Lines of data
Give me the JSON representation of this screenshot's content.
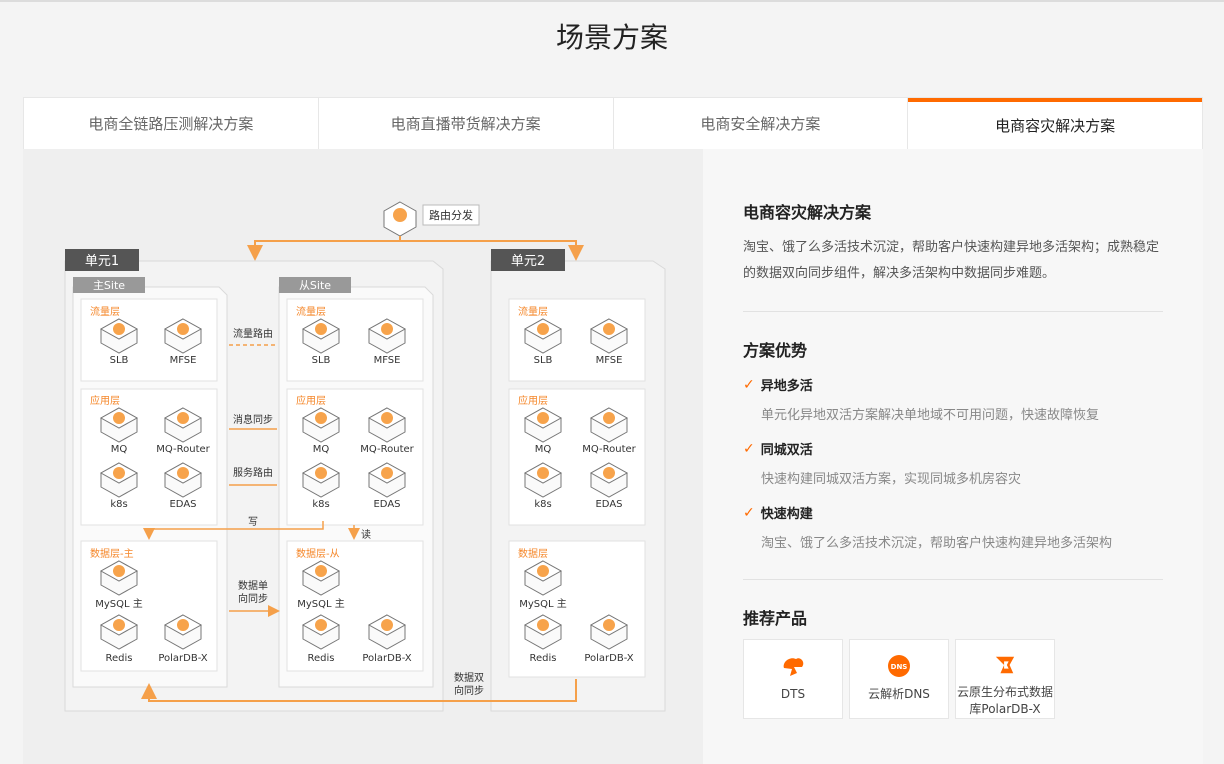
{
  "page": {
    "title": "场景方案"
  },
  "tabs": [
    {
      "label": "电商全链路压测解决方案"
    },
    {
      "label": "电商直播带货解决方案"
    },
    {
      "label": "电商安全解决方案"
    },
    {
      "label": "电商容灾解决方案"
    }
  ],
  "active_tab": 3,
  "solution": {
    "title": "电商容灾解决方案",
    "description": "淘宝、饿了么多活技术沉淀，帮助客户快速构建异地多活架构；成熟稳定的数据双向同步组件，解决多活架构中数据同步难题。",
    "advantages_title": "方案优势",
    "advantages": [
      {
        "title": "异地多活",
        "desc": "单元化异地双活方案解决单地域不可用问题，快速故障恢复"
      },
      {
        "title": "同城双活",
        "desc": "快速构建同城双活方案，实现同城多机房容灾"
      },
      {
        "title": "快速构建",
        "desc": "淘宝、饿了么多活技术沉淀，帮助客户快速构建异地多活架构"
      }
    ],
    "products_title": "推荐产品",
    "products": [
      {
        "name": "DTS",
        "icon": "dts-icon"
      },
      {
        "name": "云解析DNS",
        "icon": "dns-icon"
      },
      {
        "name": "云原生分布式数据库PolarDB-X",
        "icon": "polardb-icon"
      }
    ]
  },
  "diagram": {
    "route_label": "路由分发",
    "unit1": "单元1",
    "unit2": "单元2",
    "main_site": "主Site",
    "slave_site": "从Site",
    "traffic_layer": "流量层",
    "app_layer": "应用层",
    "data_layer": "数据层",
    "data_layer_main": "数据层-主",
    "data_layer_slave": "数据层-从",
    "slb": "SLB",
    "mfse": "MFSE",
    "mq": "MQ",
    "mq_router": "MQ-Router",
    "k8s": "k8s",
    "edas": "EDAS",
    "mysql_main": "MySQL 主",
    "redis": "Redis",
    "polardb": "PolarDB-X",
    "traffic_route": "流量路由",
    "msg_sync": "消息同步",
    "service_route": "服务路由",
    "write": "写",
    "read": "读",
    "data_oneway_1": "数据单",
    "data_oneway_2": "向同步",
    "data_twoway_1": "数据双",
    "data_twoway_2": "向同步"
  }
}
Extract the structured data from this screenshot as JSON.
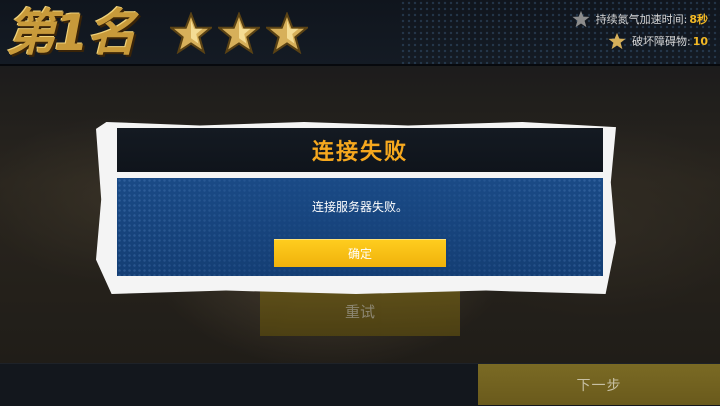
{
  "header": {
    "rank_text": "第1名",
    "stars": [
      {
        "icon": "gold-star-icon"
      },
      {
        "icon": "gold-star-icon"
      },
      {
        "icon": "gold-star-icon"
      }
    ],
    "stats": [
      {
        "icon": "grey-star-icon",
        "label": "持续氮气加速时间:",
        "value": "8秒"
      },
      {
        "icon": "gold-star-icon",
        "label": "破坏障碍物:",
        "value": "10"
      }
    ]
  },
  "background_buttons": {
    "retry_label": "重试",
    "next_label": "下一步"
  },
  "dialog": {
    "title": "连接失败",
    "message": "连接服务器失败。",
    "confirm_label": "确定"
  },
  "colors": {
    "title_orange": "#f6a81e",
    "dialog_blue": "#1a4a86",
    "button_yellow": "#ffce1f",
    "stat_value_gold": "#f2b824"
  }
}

■ **PROBLEM DESCRIPTION**
Nothing but a number is needed here: how many lines hold the string "帮助客户快速构建异地多活架构"?

■ **FULL SOLUTION**
2